## EXERCISE
Please filter the listing below and copy out the lines that hold "rows".

*** RECORDS FOR PROCESSING ***

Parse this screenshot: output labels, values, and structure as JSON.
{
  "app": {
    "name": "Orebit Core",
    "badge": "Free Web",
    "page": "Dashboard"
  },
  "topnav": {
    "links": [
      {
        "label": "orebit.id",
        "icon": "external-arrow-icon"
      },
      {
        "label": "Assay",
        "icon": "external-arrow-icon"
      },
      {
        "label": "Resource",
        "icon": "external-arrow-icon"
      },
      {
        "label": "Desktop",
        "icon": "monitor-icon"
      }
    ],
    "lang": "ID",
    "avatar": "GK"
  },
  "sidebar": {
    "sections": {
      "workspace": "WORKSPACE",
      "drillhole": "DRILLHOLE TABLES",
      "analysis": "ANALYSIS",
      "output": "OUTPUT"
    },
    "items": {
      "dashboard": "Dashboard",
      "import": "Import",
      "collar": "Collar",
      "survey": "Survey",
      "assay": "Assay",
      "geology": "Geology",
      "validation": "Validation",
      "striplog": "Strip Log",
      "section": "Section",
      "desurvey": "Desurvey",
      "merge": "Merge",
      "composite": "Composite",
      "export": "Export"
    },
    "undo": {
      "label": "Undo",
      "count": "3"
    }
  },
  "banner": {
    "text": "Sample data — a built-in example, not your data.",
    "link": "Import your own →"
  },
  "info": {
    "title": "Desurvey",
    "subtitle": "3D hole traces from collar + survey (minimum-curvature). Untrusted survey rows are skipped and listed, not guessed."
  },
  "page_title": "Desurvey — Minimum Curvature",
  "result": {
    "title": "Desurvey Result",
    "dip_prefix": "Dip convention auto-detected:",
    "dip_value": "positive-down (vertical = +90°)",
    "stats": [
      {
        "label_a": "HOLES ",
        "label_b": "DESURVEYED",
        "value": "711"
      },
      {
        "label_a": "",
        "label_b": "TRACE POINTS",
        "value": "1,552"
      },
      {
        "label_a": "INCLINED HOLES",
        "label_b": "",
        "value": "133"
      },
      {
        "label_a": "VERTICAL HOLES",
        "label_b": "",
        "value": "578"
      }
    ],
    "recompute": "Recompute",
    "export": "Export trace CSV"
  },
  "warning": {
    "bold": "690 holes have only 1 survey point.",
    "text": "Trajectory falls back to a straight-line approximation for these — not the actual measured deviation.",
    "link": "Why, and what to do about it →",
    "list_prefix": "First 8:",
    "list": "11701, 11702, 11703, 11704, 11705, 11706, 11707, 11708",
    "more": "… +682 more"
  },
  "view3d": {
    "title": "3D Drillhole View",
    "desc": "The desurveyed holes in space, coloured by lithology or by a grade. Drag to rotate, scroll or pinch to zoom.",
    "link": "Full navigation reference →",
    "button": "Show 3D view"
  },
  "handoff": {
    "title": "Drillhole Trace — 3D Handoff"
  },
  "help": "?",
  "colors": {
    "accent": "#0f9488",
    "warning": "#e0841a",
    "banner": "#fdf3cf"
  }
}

***
*** RECORDS FOR PROCESSING ***

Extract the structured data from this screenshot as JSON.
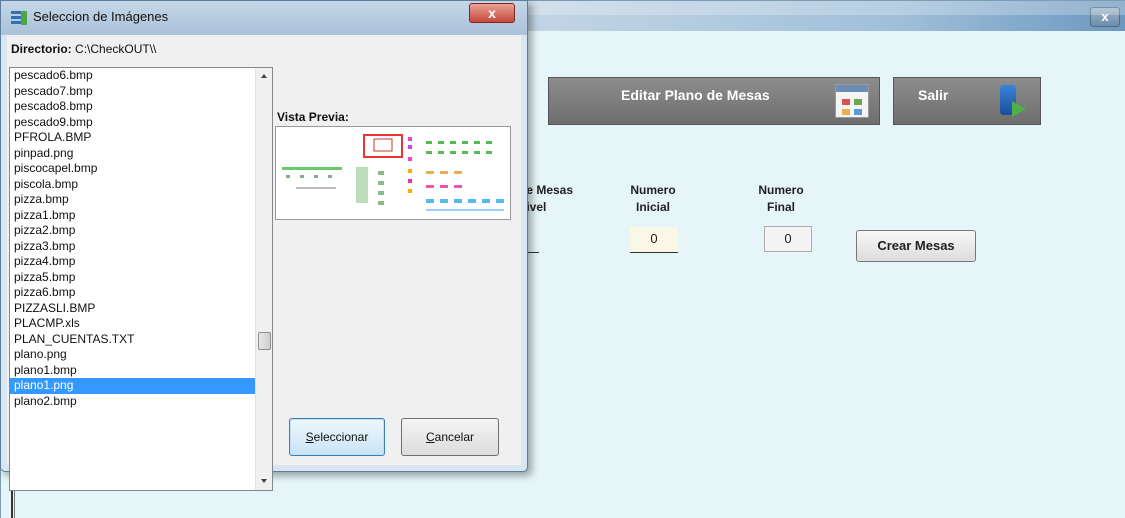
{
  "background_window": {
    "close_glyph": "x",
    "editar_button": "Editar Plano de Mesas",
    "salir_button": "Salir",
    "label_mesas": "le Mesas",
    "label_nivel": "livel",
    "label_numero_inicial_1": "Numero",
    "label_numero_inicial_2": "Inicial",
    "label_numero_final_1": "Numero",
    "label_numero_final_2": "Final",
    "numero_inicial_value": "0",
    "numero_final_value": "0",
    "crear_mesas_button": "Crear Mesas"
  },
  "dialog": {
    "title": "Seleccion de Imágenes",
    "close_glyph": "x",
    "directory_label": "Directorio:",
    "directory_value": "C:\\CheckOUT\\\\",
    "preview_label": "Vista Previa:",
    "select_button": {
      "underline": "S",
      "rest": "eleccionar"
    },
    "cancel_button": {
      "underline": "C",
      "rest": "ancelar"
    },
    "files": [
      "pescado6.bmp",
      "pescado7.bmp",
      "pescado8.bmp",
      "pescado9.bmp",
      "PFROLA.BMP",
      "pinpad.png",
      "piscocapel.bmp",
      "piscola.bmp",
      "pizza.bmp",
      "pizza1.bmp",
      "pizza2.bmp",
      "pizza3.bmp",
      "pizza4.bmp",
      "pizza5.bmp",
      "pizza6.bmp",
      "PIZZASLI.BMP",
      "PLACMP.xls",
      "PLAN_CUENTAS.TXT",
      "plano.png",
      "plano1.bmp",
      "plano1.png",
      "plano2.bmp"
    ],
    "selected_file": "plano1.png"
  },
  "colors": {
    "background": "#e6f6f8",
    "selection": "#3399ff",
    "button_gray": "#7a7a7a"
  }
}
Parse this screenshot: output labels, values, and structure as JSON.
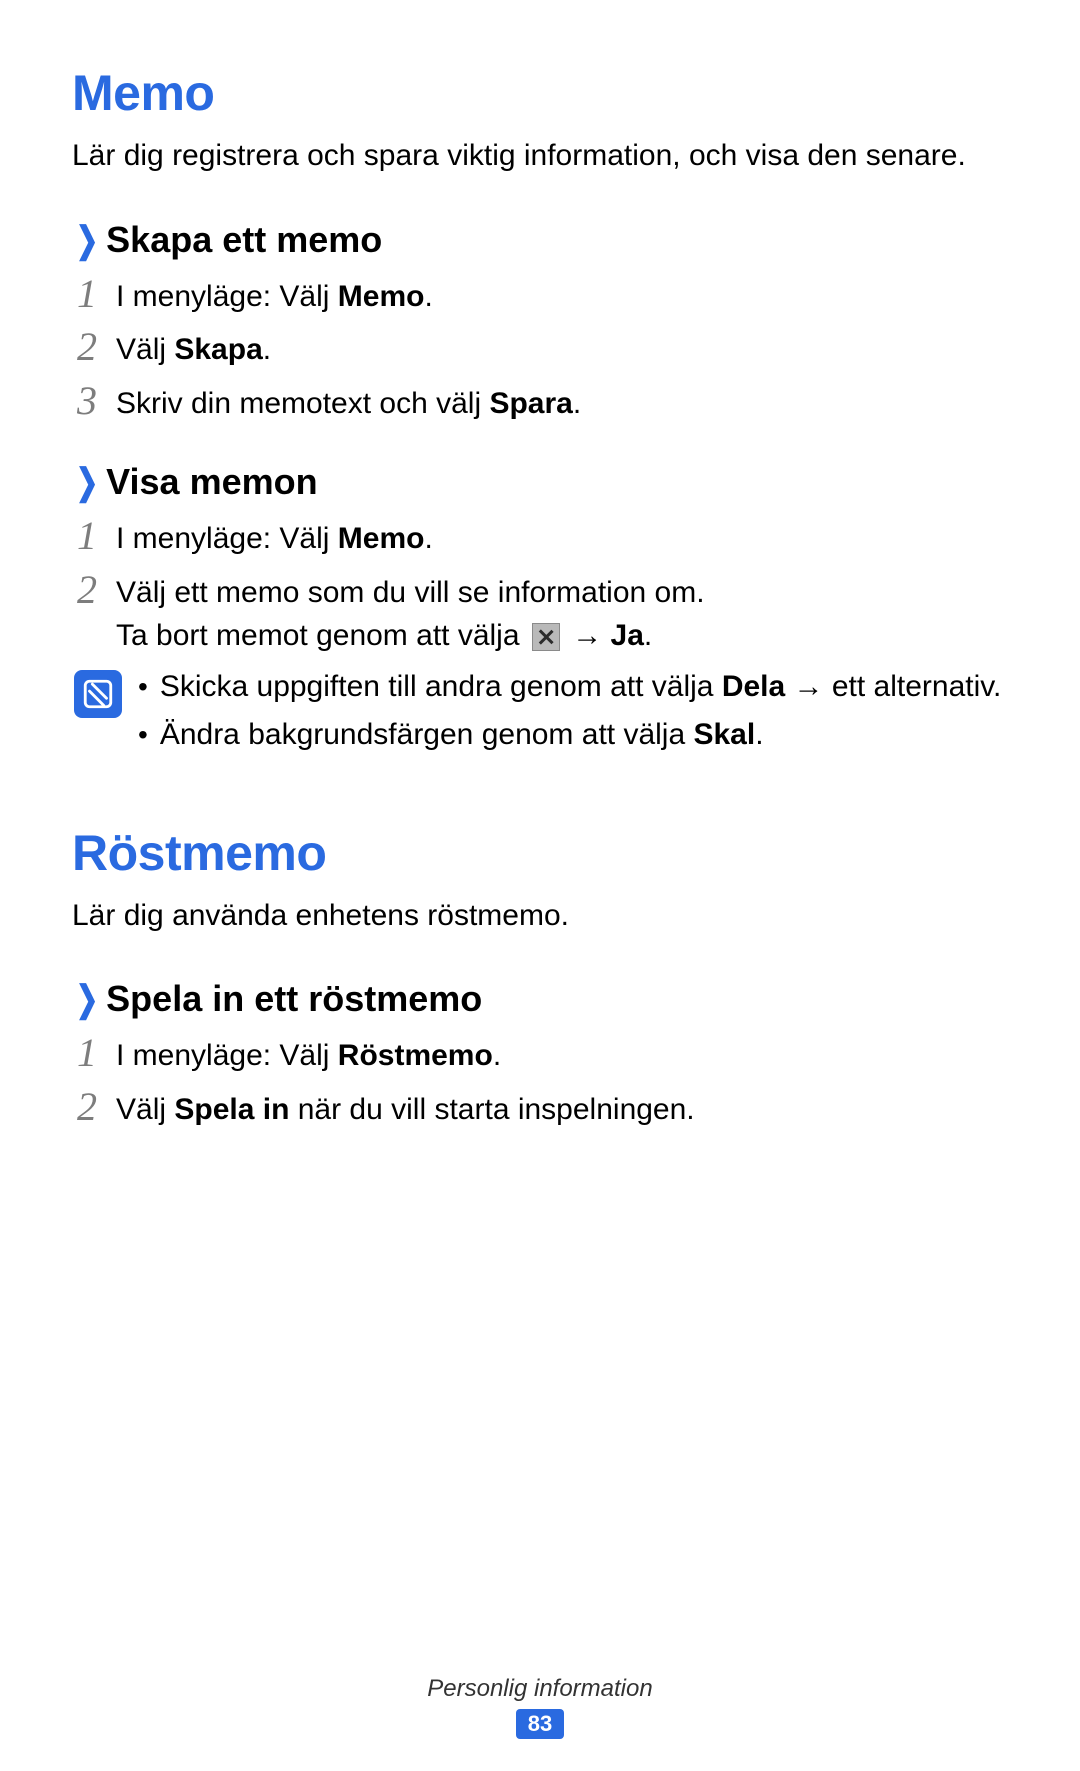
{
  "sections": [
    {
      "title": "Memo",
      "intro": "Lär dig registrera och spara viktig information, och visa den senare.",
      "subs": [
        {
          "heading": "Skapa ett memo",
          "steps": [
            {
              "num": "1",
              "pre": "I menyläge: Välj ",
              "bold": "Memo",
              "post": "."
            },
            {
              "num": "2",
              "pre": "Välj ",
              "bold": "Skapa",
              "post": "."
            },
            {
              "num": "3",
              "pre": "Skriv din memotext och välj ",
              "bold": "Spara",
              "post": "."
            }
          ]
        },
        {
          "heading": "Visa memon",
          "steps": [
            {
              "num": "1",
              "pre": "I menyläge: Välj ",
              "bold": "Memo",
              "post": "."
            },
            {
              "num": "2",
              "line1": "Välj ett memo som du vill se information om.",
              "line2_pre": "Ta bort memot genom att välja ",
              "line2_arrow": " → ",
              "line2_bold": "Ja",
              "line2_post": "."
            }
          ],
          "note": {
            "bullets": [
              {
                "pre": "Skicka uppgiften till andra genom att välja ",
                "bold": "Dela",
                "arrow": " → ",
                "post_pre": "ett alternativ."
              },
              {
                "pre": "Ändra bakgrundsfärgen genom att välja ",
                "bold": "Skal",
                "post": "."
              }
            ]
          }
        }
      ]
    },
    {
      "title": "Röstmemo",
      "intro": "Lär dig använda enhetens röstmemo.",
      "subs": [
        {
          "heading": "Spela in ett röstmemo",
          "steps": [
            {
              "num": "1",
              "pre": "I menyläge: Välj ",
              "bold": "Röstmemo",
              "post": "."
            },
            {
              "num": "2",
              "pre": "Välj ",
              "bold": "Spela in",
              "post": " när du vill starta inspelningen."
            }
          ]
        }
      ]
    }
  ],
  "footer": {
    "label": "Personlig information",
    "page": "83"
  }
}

***
*** RECORDS FOR PROCESSING ***

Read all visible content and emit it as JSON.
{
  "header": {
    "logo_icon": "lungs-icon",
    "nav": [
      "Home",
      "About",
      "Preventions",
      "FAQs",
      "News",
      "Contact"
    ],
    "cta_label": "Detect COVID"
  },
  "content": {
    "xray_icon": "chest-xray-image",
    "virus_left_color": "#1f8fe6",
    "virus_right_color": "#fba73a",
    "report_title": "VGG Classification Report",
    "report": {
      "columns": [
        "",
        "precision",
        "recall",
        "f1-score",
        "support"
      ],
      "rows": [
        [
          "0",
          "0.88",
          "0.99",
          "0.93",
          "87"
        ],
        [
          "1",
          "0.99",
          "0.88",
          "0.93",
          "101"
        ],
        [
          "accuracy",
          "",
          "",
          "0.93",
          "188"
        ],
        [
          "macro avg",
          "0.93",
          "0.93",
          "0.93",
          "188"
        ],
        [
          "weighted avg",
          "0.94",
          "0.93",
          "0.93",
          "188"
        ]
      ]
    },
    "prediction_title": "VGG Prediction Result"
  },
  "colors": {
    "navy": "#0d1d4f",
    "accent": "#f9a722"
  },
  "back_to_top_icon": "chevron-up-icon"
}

***

## SOLUTION TO THE PROBLEM
    "subtitle": "3D hole traces from collar + survey (minimum-curvature). Untrusted survey rows are skipped and listed, not guessed."
      "rows": [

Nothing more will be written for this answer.